Restate the entries below verbatim.

--- DATASET EXTRACT ---

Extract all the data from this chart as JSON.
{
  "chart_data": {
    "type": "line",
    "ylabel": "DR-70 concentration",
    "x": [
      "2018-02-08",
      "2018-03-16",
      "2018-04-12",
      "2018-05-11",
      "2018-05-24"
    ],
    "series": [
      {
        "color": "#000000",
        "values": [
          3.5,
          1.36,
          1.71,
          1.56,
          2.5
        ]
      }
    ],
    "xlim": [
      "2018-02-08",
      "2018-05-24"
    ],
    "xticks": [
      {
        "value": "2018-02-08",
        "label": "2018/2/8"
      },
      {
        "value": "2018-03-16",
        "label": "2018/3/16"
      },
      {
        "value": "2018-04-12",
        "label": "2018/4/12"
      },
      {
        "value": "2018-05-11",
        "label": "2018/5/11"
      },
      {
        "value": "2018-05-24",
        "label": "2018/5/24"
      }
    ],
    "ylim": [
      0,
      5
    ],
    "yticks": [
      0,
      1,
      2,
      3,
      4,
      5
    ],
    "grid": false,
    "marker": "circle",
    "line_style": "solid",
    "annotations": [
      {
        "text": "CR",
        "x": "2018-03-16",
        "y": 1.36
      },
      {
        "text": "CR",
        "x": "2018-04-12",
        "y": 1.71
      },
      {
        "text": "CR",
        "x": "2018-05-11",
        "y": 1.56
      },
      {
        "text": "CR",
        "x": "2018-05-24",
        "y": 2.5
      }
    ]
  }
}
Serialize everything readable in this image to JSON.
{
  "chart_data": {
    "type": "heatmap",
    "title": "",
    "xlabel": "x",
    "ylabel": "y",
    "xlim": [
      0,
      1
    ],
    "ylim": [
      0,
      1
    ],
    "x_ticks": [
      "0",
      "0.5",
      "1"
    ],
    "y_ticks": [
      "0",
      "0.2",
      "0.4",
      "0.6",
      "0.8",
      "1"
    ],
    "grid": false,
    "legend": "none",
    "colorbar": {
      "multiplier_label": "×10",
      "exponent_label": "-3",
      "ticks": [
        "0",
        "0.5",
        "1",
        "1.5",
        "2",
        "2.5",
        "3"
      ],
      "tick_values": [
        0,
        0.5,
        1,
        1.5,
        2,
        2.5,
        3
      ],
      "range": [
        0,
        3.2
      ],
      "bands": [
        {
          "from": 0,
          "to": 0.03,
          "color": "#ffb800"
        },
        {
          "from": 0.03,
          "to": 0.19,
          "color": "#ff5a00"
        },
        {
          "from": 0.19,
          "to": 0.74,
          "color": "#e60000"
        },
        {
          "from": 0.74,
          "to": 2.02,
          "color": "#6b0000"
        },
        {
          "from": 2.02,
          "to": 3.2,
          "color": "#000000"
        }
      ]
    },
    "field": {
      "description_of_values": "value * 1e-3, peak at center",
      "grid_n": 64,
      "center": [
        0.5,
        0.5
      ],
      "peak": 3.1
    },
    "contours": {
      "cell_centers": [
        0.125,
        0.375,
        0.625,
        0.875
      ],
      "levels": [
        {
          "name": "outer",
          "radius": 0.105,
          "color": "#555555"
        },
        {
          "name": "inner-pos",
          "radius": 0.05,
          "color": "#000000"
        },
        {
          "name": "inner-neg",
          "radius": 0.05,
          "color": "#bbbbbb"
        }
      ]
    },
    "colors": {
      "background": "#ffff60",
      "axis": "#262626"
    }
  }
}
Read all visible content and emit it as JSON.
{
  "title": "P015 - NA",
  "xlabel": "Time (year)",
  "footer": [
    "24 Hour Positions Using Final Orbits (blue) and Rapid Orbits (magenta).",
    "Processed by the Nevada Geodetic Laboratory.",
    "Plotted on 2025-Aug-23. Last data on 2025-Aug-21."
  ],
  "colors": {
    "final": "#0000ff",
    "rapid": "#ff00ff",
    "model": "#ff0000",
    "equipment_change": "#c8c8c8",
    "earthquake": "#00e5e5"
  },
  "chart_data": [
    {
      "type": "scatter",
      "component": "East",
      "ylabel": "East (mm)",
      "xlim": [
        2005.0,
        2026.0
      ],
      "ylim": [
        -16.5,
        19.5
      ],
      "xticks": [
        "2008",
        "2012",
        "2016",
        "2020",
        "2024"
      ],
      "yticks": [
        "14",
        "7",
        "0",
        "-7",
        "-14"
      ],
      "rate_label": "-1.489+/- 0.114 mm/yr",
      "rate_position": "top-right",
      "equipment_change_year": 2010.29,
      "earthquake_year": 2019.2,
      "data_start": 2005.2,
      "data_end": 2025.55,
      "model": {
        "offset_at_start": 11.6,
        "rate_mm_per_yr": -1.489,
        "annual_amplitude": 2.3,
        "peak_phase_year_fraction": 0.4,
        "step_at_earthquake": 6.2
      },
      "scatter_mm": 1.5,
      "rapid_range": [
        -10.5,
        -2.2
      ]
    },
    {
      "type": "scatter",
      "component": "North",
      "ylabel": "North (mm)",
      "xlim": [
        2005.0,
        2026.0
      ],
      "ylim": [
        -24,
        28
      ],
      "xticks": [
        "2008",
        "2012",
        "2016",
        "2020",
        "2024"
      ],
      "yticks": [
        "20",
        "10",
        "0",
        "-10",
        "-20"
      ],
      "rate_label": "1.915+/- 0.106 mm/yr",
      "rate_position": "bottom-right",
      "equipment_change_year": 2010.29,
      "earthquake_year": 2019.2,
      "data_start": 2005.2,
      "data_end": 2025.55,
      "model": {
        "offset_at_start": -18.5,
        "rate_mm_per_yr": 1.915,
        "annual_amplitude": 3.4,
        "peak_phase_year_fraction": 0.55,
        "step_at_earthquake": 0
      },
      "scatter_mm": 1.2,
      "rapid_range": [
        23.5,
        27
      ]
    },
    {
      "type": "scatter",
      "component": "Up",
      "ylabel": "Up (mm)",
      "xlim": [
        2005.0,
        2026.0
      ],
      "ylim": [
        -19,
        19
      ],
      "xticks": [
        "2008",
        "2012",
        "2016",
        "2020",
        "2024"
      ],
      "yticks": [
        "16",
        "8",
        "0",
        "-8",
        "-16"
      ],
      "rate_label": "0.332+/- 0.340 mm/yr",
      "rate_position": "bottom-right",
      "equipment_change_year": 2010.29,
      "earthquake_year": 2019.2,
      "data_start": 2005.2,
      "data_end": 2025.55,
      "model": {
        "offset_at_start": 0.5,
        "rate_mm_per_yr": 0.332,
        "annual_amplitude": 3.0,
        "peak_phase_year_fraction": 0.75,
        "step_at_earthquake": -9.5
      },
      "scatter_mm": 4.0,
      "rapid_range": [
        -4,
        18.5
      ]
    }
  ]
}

---

_TASK ANSWER_:
Extract all the data from this chart as JSON.
{
  "chart_data": {
    "type": "line",
    "ylabel": "DR-70 concentration",
    "x": [
      "2018-02-08",
      "2018-03-16",
      "2018-04-12",
      "2018-05-11",
      "2018-05-24"
    ],
    "series": [
      {
        "color": "#000000",
        "values": [
          3.5,
          1.36,
          1.71,
          1.56,
          2.5
        ]
      }
    ],
    "xlim": [
      "2018-02-08",
      "2018-05-24"
    ],
    "xticks": [
      {
        "value": "2018-02-08",
        "label": "2018/2/8"
      },
      {
        "value": "2018-03-16",
        "label": "2018/3/16"
      },
      {
        "value": "2018-04-12",
        "label": "2018/4/12"
      },
      {
        "value": "2018-05-11",
        "label": "2018/5/11"
      },
      {
        "value": "2018-05-24",
        "label": "2018/5/24"
      }
    ],
    "ylim": [
      0,
      5
    ],
    "yticks": [
      0,
      1,
      2,
      3,
      4,
      5
    ],
    "grid": false,
    "marker": "circle",
    "line_style": "solid",
    "annotations": [
      {
        "text": "CR",
        "x": "2018-03-16",
        "y": 1.36
      },
      {
        "text": "CR",
        "x": "2018-04-12",
        "y": 1.71
      },
      {
        "text": "CR",
        "x": "2018-05-11",
        "y": 1.56
      },
      {
        "text": "CR",
        "x": "2018-05-24",
        "y": 2.5
      }
    ]
  }
}
Serialize everything readable in this image to JSON.
{
  "chart_data": {
    "type": "heatmap",
    "title": "",
    "xlabel": "x",
    "ylabel": "y",
    "xlim": [
      0,
      1
    ],
    "ylim": [
      0,
      1
    ],
    "x_ticks": [
      "0",
      "0.5",
      "1"
    ],
    "y_ticks": [
      "0",
      "0.2",
      "0.4",
      "0.6",
      "0.8",
      "1"
    ],
    "grid": false,
    "legend": "none",
    "colorbar": {
      "multiplier_label": "×10",
      "exponent_label": "-3",
      "ticks": [
        "0",
        "0.5",
        "1",
        "1.5",
        "2",
        "2.5",
        "3"
      ],
      "tick_values": [
        0,
        0.5,
        1,
        1.5,
        2,
        2.5,
        3
      ],
      "range": [
        0,
        3.2
      ],
      "bands": [
        {
          "from": 0,
          "to": 0.03,
          "color": "#ffb800"
        },
        {
          "from": 0.03,
          "to": 0.19,
          "color": "#ff5a00"
        },
        {
          "from": 0.19,
          "to": 0.74,
          "color": "#e60000"
        },
        {
          "from": 0.74,
          "to": 2.02,
          "color": "#6b0000"
        },
        {
          "from": 2.02,
          "to": 3.2,
          "color": "#000000"
        }
      ]
    },
    "field": {
      "description_of_values": "value * 1e-3, peak at center",
      "grid_n": 64,
      "center": [
        0.5,
        0.5
      ],
      "peak": 3.1
    },
    "contours": {
      "cell_centers": [
        0.125,
        0.375,
        0.625,
        0.875
      ],
      "levels": [
        {
          "name": "outer",
          "radius": 0.105,
          "color": "#555555"
        },
        {
          "name": "inner-pos",
          "radius": 0.05,
          "color": "#000000"
        },
        {
          "name": "inner-neg",
          "radius": 0.05,
          "color": "#bbbbbb"
        }
      ]
    },
    "colors": {
      "background": "#ffff60",
      "axis": "#262626"
    }
  }
}
Read all visible content and emit it as JSON.
{
  "title": "P015 - NA",
  "xlabel": "Time (year)",
  "footer": [
    "24 Hour Positions Using Final Orbits (blue) and Rapid Orbits (magenta).",
    "Processed by the Nevada Geodetic Laboratory.",
    "Plotted on 2025-Aug-23. Last data on 2025-Aug-21."
  ],
  "colors": {
    "final": "#0000ff",
    "rapid": "#ff00ff",
    "model": "#ff0000",
    "equipment_change": "#c8c8c8",
    "earthquake": "#00e5e5"
  },
  "chart_data": [
    {
      "type": "scatter",
      "component": "East",
      "ylabel": "East (mm)",
      "xlim": [
        2005.0,
        2026.0
      ],
      "ylim": [
        -16.5,
        19.5
      ],
      "xticks": [
        "2008",
        "2012",
        "2016",
        "2020",
        "2024"
      ],
      "yticks": [
        "14",
        "7",
        "0",
        "-7",
        "-14"
      ],
      "rate_label": "-1.489+/- 0.114 mm/yr",
      "rate_position": "top-right",
      "equipment_change_year": 2010.29,
      "earthquake_year": 2019.2,
      "data_start": 2005.2,
      "data_end": 2025.55,
      "model": {
        "offset_at_start": 11.6,
        "rate_mm_per_yr": -1.489,
        "annual_amplitude": 2.3,
        "peak_phase_year_fraction": 0.4,
        "step_at_earthquake": 6.2
      },
      "scatter_mm": 1.5,
      "rapid_range": [
        -10.5,
        -2.2
      ]
    },
    {
      "type": "scatter",
      "component": "North",
      "ylabel": "North (mm)",
      "xlim": [
        2005.0,
        2026.0
      ],
      "ylim": [
        -24,
        28
      ],
      "xticks": [
        "2008",
        "2012",
        "2016",
        "2020",
        "2024"
      ],
      "yticks": [
        "20",
        "10",
        "0",
        "-10",
        "-20"
      ],
      "rate_label": "1.915+/- 0.106 mm/yr",
      "rate_position": "bottom-right",
      "equipment_change_year": 2010.29,
      "earthquake_year": 2019.2,
      "data_start": 2005.2,
      "data_end": 2025.55,
      "model": {
        "offset_at_start": -18.5,
        "rate_mm_per_yr": 1.915,
        "annual_amplitude": 3.4,
        "peak_phase_year_fraction": 0.55,
        "step_at_earthquake": 0
      },
      "scatter_mm": 1.2,
      "rapid_range": [
        23.5,
        27
      ]
    },
    {
      "type": "scatter",
      "component": "Up",
      "ylabel": "Up (mm)",
      "xlim": [
        2005.0,
        2026.0
      ],
      "ylim": [
        -19,
        19
      ],
      "xticks": [
        "2008",
        "2012",
        "2016",
        "2020",
        "2024"
      ],
      "yticks": [
        "16",
        "8",
        "0",
        "-8",
        "-16"
      ],
      "rate_label": "0.332+/- 0.340 mm/yr",
      "rate_position": "bottom-right",
      "equipment_change_year": 2010.29,
      "earthquake_year": 2019.2,
      "data_start": 2005.2,
      "data_end": 2025.55,
      "model": {
        "offset_at_start": 0.5,
        "rate_mm_per_yr": 0.332,
        "annual_amplitude": 3.0,
        "peak_phase_year_fraction": 0.75,
        "step_at_earthquake": -9.5
      },
      "scatter_mm": 4.0,
      "rapid_range": [
        -4,
        18.5
      ]
    }
  ]
}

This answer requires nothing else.